# To do:
Will you output all of the data below exactly, omitting the images?

□ □ □ □ □

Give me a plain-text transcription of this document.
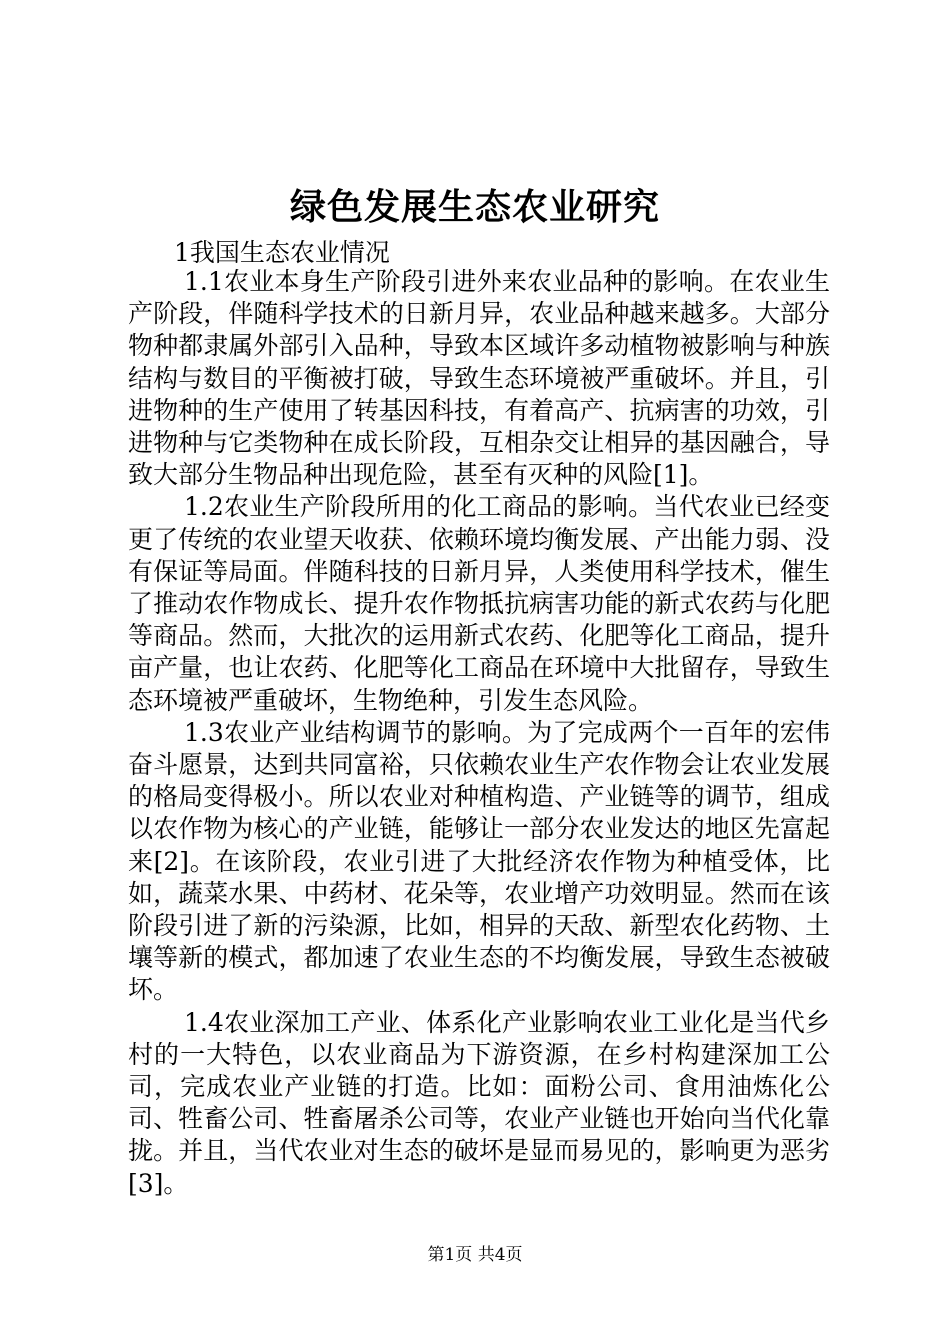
绿色发展生态农业研究
1我国生态农业情况

1.1农业本身生产阶段引进外来农业品种的影响。在农业生产阶段，伴随科学技术的日新月异，农业品种越来越多。大部分物种都隶属外部引入品种，导致本区域许多动植物被影响与种族结构与数目的平衡被打破，导致生态环境被严重破坏。并且，引进物种的生产使用了转基因科技，有着高产、抗病害的功效，引进物种与它类物种在成长阶段，互相杂交让相异的基因融合，导致大部分生物品种出现危险，甚至有灭种的风险[1]。

1.2农业生产阶段所用的化工商品的影响。当代农业已经变更了传统的农业望天收获、依赖环境均衡发展、产出能力弱、没有保证等局面。伴随科技的日新月异，人类使用科学技术，催生了推动农作物成长、提升农作物抵抗病害功能的新式农药与化肥等商品。然而，大批次的运用新式农药、化肥等化工商品，提升亩产量，也让农药、化肥等化工商品在环境中大批留存，导致生态环境被严重破坏，生物绝种，引发生态风险。

1.3农业产业结构调节的影响。为了完成两个一百年的宏伟奋斗愿景，达到共同富裕，只依赖农业生产农作物会让农业发展的格局变得极小。所以农业对种植构造、产业链等的调节，组成以农作物为核心的产业链，能够让一部分农业发达的地区先富起来[2]。在该阶段，农业引进了大批经济农作物为种植受体，比如，蔬菜水果、中药材、花朵等，农业增产功效明显。然而在该阶段引进了新的污染源，比如，相异的天敌、新型农化药物、土壤等新的模式，都加速了农业生态的不均衡发展，导致生态被破坏。

1.4农业深加工产业、体系化产业影响农业工业化是当代乡村的一大特色，以农业商品为下游资源，在乡村构建深加工公司，完成农业产业链的打造。比如：面粉公司、食用油炼化公司、牲畜公司、牲畜屠杀公司等，农业产业链也开始向当代化靠拢。并且，当代农业对生态的破坏是显而易见的，影响更为恶劣[3]。

第1页 共4页
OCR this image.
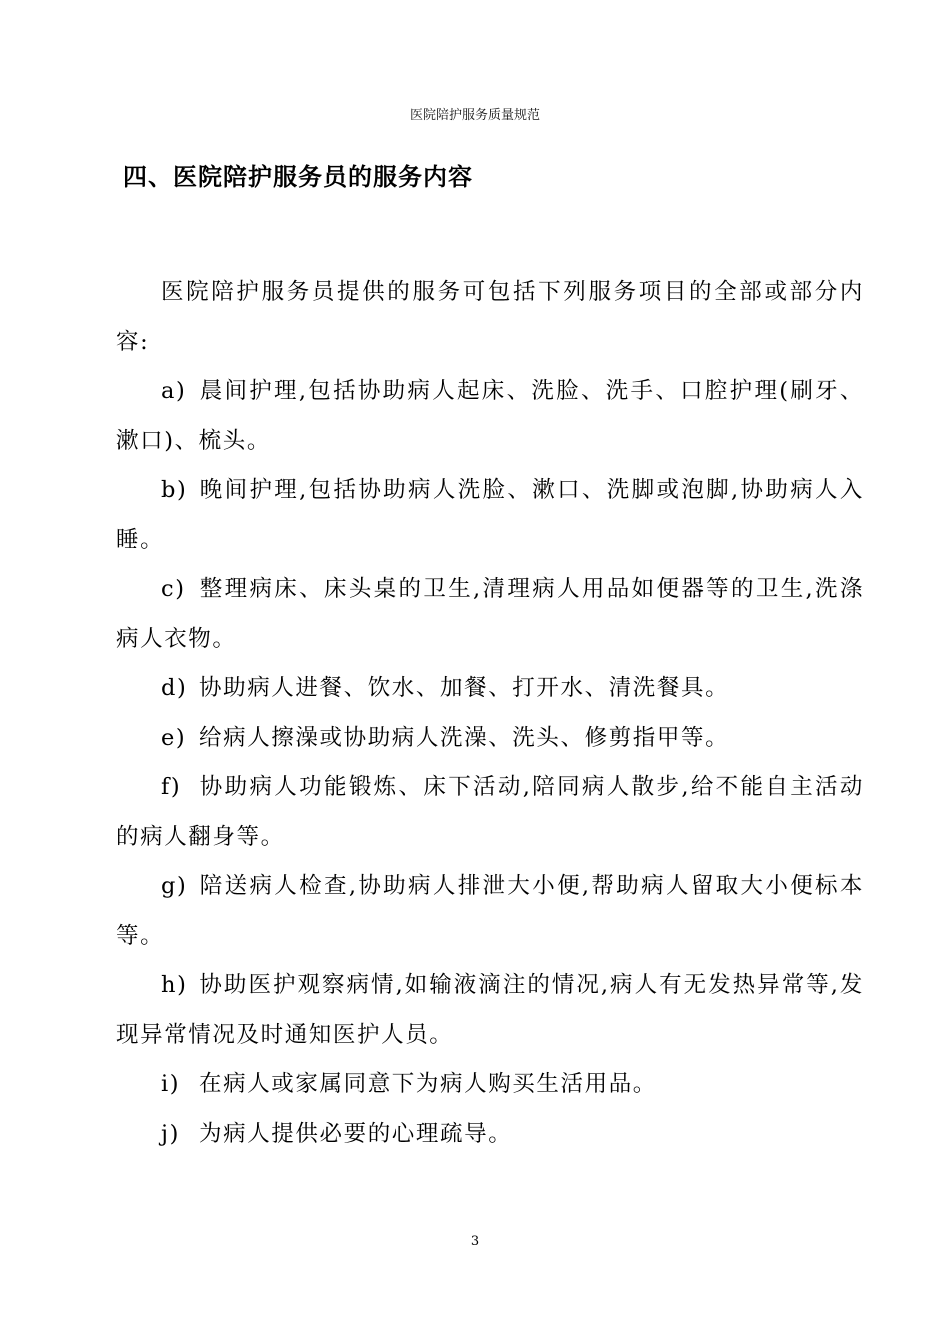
医院陪护服务质量规范
四、医院陪护服务员的服务内容

医院陪护服务员提供的服务可包括下列服务项目的全部或部分内容:

a) 晨间护理,包括协助病人起床、洗脸、洗手、口腔护理(刷牙、漱口)、梳头。

b) 晚间护理,包括协助病人洗脸、漱口、洗脚或泡脚,协助病人入睡。

c) 整理病床、床头桌的卫生,清理病人用品如便器等的卫生,洗涤病人衣物。

d) 协助病人进餐、饮水、加餐、打开水、清洗餐具。

e) 给病人擦澡或协助病人洗澡、洗头、修剪指甲等。

f) 协助病人功能锻炼、床下活动,陪同病人散步,给不能自主活动的病人翻身等。

g) 陪送病人检查,协助病人排泄大小便,帮助病人留取大小便标本等。

h) 协助医护观察病情,如输液滴注的情况,病人有无发热异常等,发现异常情况及时通知医护人员。

i) 在病人或家属同意下为病人购买生活用品。

j) 为病人提供必要的心理疏导。

3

□ □ □ □ □

# The reply:
Give me a plain-text transcription of this document.
绿色发展生态农业研究
1我国生态农业情况

1.1农业本身生产阶段引进外来农业品种的影响。在农业生产阶段，伴随科学技术的日新月异，农业品种越来越多。大部分物种都隶属外部引入品种，导致本区域许多动植物被影响与种族结构与数目的平衡被打破，导致生态环境被严重破坏。并且，引进物种的生产使用了转基因科技，有着高产、抗病害的功效，引进物种与它类物种在成长阶段，互相杂交让相异的基因融合，导致大部分生物品种出现危险，甚至有灭种的风险[1]。

1.2农业生产阶段所用的化工商品的影响。当代农业已经变更了传统的农业望天收获、依赖环境均衡发展、产出能力弱、没有保证等局面。伴随科技的日新月异，人类使用科学技术，催生了推动农作物成长、提升农作物抵抗病害功能的新式农药与化肥等商品。然而，大批次的运用新式农药、化肥等化工商品，提升亩产量，也让农药、化肥等化工商品在环境中大批留存，导致生态环境被严重破坏，生物绝种，引发生态风险。

1.3农业产业结构调节的影响。为了完成两个一百年的宏伟奋斗愿景，达到共同富裕，只依赖农业生产农作物会让农业发展的格局变得极小。所以农业对种植构造、产业链等的调节，组成以农作物为核心的产业链，能够让一部分农业发达的地区先富起来[2]。在该阶段，农业引进了大批经济农作物为种植受体，比如，蔬菜水果、中药材、花朵等，农业增产功效明显。然而在该阶段引进了新的污染源，比如，相异的天敌、新型农化药物、土壤等新的模式，都加速了农业生态的不均衡发展，导致生态被破坏。

1.4农业深加工产业、体系化产业影响农业工业化是当代乡村的一大特色，以农业商品为下游资源，在乡村构建深加工公司，完成农业产业链的打造。比如：面粉公司、食用油炼化公司、牲畜公司、牲畜屠杀公司等，农业产业链也开始向当代化靠拢。并且，当代农业对生态的破坏是显而易见的，影响更为恶劣[3]。

第1页 共4页
OCR this image.
医院陪护服务质量规范
四、医院陪护服务员的服务内容

医院陪护服务员提供的服务可包括下列服务项目的全部或部分内容:

a) 晨间护理,包括协助病人起床、洗脸、洗手、口腔护理(刷牙、漱口)、梳头。

b) 晚间护理,包括协助病人洗脸、漱口、洗脚或泡脚,协助病人入睡。

c) 整理病床、床头桌的卫生,清理病人用品如便器等的卫生,洗涤病人衣物。

d) 协助病人进餐、饮水、加餐、打开水、清洗餐具。

e) 给病人擦澡或协助病人洗澡、洗头、修剪指甲等。

f) 协助病人功能锻炼、床下活动,陪同病人散步,给不能自主活动的病人翻身等。

g) 陪送病人检查,协助病人排泄大小便,帮助病人留取大小便标本等。

h) 协助医护观察病情,如输液滴注的情况,病人有无发热异常等,发现异常情况及时通知医护人员。

i) 在病人或家属同意下为病人购买生活用品。

j) 为病人提供必要的心理疏导。

3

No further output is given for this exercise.